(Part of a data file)
________

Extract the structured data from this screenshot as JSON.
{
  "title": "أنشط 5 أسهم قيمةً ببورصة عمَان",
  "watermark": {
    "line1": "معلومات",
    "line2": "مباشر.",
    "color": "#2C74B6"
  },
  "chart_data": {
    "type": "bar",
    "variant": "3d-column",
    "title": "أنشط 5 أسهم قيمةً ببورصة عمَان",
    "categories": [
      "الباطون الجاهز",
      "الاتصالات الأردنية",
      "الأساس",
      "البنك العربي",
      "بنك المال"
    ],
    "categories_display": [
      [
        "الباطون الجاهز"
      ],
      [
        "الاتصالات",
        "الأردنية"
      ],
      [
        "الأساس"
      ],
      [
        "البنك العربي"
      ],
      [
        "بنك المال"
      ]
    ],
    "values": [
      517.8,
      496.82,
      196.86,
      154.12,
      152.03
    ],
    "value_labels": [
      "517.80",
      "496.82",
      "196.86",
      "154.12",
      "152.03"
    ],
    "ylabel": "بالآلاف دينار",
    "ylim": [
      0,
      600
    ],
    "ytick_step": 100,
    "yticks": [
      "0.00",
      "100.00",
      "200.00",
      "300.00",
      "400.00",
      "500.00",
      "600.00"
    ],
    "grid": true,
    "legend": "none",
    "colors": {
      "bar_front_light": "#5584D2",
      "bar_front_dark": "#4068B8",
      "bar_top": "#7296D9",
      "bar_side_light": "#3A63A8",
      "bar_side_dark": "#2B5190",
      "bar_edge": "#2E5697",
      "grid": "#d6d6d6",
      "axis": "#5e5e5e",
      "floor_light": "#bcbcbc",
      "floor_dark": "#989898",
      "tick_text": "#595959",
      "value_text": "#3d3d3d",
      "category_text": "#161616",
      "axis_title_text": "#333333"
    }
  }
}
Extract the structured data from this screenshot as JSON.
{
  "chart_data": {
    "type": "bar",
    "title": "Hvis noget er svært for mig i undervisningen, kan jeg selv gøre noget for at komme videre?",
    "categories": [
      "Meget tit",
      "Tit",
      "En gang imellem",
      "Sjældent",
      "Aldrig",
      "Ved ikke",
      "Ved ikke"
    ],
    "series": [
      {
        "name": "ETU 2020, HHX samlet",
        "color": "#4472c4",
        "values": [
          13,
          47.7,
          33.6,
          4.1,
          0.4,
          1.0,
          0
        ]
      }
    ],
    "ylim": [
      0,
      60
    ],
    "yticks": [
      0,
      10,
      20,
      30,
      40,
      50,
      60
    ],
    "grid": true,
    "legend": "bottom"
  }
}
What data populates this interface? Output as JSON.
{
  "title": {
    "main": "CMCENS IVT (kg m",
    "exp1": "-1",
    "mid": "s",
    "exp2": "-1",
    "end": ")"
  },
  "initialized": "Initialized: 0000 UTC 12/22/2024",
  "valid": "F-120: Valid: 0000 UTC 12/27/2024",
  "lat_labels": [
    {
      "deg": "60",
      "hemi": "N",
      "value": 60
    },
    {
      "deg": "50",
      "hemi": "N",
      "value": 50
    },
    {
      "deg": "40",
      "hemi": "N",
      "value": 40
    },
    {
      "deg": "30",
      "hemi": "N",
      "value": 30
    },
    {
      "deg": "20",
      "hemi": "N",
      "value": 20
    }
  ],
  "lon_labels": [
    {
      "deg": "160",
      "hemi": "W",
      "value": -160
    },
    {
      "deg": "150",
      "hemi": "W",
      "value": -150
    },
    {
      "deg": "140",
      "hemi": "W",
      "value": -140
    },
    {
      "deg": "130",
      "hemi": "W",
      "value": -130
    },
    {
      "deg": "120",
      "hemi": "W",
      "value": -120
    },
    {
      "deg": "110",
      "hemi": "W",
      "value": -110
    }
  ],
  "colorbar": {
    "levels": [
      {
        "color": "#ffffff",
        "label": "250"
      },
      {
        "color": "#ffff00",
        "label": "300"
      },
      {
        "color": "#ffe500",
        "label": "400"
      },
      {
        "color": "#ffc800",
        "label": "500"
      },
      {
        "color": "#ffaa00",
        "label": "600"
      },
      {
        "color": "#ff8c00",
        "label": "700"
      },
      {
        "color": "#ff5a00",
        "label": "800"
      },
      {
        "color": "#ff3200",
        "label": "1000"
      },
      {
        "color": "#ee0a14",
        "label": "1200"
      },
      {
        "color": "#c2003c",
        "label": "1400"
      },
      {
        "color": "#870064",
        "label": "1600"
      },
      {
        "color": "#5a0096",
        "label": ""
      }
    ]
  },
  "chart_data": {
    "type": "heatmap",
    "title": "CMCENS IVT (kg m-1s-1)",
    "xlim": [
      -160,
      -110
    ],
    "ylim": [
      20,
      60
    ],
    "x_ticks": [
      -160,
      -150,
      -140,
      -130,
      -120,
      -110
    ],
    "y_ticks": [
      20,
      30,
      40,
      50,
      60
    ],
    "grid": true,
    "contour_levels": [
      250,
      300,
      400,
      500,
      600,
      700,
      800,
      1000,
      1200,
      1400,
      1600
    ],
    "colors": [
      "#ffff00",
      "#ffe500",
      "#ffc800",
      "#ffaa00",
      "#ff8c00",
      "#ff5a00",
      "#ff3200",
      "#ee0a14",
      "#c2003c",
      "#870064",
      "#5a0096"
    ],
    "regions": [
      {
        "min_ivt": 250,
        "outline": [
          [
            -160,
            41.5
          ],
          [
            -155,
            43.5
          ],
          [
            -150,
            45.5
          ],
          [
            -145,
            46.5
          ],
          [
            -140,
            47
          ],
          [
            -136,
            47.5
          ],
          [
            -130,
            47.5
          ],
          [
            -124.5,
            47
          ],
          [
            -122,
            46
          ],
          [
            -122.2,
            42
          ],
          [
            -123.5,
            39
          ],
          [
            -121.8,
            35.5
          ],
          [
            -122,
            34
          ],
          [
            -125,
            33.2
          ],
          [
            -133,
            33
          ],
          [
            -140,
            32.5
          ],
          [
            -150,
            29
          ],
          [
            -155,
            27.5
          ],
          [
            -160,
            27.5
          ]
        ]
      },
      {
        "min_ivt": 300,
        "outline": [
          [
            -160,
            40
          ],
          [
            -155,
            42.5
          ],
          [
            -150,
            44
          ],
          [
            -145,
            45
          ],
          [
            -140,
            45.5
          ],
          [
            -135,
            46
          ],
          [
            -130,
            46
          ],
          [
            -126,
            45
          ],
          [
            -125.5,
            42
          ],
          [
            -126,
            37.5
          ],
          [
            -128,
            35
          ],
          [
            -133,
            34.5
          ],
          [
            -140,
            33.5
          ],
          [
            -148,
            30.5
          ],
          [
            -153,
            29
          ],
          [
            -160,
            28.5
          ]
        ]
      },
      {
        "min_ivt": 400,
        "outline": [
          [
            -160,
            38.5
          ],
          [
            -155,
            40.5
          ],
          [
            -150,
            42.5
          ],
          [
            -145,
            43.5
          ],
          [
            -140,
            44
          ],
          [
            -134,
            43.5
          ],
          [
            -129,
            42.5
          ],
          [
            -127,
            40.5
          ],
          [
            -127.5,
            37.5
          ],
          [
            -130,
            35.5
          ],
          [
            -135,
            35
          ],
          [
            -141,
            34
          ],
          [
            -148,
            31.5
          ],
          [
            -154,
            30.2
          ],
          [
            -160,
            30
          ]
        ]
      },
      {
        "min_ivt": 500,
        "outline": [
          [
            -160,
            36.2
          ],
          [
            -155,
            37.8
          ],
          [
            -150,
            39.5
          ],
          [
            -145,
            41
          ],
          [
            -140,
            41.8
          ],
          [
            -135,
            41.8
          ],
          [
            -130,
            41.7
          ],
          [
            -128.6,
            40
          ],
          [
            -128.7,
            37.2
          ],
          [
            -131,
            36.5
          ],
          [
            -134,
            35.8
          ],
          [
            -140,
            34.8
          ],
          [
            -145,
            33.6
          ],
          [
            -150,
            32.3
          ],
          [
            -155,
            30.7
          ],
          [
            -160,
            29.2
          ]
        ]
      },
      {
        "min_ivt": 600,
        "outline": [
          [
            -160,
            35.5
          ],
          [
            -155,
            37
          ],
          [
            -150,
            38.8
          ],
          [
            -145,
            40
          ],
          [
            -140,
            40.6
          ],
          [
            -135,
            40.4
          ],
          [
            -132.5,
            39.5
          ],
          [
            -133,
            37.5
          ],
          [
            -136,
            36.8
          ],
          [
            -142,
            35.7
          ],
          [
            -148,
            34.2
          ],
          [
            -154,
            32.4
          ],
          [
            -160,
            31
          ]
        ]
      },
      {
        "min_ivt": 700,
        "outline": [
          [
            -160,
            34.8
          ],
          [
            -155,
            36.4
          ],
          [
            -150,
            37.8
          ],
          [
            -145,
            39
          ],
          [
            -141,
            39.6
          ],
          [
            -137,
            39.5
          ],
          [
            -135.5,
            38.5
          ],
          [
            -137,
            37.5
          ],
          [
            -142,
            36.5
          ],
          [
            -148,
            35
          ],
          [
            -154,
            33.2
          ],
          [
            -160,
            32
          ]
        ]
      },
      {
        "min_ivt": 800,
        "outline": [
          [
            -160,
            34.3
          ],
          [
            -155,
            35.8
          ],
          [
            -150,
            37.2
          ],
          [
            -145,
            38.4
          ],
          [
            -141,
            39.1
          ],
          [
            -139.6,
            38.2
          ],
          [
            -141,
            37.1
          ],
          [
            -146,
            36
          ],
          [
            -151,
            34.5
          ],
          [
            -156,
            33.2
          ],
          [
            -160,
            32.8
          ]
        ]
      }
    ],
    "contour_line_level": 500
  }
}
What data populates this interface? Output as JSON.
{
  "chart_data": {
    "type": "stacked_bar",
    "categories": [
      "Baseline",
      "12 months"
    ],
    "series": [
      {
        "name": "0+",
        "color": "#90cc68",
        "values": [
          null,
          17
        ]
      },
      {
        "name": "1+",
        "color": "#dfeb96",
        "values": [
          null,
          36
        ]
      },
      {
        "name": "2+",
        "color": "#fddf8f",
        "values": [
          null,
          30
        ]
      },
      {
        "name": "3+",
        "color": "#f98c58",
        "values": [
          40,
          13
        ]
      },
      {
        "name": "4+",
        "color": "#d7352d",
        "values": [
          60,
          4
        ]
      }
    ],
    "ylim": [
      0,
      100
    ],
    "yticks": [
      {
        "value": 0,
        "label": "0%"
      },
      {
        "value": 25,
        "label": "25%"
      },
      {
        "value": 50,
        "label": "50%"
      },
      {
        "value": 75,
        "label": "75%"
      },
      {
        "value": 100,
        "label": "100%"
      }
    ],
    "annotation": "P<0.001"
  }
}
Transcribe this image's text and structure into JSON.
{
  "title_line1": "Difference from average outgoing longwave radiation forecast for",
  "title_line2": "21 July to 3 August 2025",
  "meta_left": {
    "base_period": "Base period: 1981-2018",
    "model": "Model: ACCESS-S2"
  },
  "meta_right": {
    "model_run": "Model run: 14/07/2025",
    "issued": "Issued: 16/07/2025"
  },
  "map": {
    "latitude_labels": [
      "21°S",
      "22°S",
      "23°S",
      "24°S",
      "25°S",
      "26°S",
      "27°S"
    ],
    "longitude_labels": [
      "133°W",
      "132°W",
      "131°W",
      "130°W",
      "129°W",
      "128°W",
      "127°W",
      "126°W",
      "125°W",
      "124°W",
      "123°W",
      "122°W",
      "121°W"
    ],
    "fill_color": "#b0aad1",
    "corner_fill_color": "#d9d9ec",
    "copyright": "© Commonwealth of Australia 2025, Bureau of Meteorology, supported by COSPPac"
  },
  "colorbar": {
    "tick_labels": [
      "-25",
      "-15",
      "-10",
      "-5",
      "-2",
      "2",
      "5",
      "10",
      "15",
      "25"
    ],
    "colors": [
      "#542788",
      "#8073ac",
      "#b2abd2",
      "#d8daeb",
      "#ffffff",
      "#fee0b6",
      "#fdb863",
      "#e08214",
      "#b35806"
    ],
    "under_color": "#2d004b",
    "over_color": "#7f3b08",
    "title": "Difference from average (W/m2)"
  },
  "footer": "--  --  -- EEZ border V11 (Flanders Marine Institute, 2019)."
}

________

### GIVEN TASK
Return all lines of the material above in which the word "Difference" occurs.

### REPLY
  "title_line1": "Difference from average outgoing longwave radiation forecast for",
    "title": "Difference from average (W/m2)"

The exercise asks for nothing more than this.